*What you should do*: How many lines in the records below contain the word "text"? Answer with the number alone.
»»
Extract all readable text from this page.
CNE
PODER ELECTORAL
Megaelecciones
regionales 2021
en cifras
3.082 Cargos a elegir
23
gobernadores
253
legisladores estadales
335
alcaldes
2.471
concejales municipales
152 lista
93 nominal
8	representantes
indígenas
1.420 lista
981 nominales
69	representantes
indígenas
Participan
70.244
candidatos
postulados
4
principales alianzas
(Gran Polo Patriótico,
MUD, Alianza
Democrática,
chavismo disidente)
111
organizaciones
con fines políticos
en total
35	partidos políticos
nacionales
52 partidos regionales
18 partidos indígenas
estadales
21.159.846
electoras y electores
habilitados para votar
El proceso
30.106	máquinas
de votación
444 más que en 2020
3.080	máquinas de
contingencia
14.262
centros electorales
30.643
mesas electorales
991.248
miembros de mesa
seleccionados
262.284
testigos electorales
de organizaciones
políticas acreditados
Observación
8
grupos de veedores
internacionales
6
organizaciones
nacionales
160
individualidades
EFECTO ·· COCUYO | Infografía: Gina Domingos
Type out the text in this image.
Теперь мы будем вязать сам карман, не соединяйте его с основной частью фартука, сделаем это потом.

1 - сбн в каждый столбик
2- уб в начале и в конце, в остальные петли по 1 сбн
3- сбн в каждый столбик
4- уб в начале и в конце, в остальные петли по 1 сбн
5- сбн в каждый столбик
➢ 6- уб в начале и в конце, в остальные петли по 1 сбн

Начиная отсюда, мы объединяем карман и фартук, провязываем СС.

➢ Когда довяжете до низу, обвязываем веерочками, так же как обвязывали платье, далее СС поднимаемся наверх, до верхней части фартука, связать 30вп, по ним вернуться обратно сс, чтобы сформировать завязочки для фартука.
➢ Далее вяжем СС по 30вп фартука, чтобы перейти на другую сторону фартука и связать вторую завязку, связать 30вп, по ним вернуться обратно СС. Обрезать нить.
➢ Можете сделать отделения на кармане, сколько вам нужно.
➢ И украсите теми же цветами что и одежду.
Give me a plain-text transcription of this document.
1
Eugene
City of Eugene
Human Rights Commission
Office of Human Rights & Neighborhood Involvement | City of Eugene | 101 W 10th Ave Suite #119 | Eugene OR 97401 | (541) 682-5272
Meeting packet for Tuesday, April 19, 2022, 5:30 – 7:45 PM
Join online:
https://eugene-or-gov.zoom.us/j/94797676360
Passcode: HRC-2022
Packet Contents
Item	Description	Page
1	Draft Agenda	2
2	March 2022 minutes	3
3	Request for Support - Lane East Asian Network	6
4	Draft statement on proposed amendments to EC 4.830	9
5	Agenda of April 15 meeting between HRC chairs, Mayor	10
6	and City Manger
««
*Exercise output*: 3